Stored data
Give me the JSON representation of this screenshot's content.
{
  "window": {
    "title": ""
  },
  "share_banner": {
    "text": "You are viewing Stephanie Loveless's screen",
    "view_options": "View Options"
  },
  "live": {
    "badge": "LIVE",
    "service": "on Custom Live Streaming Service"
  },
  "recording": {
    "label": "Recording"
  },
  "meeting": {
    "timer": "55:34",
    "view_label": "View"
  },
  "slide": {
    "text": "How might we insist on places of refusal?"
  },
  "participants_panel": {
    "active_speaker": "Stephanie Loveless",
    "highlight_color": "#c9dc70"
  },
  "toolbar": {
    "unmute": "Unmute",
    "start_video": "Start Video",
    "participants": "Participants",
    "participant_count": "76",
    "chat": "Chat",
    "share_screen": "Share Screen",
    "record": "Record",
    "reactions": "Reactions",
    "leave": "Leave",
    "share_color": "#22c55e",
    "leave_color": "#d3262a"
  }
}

**Task statement:** Reproduce the material above exactly; please quote every line of it.

**The solution:**
Give me the JSON representation of this screenshot's content.
{
  "window": {
    "title": ""
  },
  "share_banner": {
    "text": "You are viewing Stephanie Loveless's screen",
    "view_options": "View Options"
  },
  "live": {
    "badge": "LIVE",
    "service": "on Custom Live Streaming Service"
  },
  "recording": {
    "label": "Recording"
  },
  "meeting": {
    "timer": "55:34",
    "view_label": "View"
  },
  "slide": {
    "text": "How might we insist on places of refusal?"
  },
  "participants_panel": {
    "active_speaker": "Stephanie Loveless",
    "highlight_color": "#c9dc70"
  },
  "toolbar": {
    "unmute": "Unmute",
    "start_video": "Start Video",
    "participants": "Participants",
    "participant_count": "76",
    "chat": "Chat",
    "share_screen": "Share Screen",
    "record": "Record",
    "reactions": "Reactions",
    "leave": "Leave",
    "share_color": "#22c55e",
    "leave_color": "#d3262a"
  }
}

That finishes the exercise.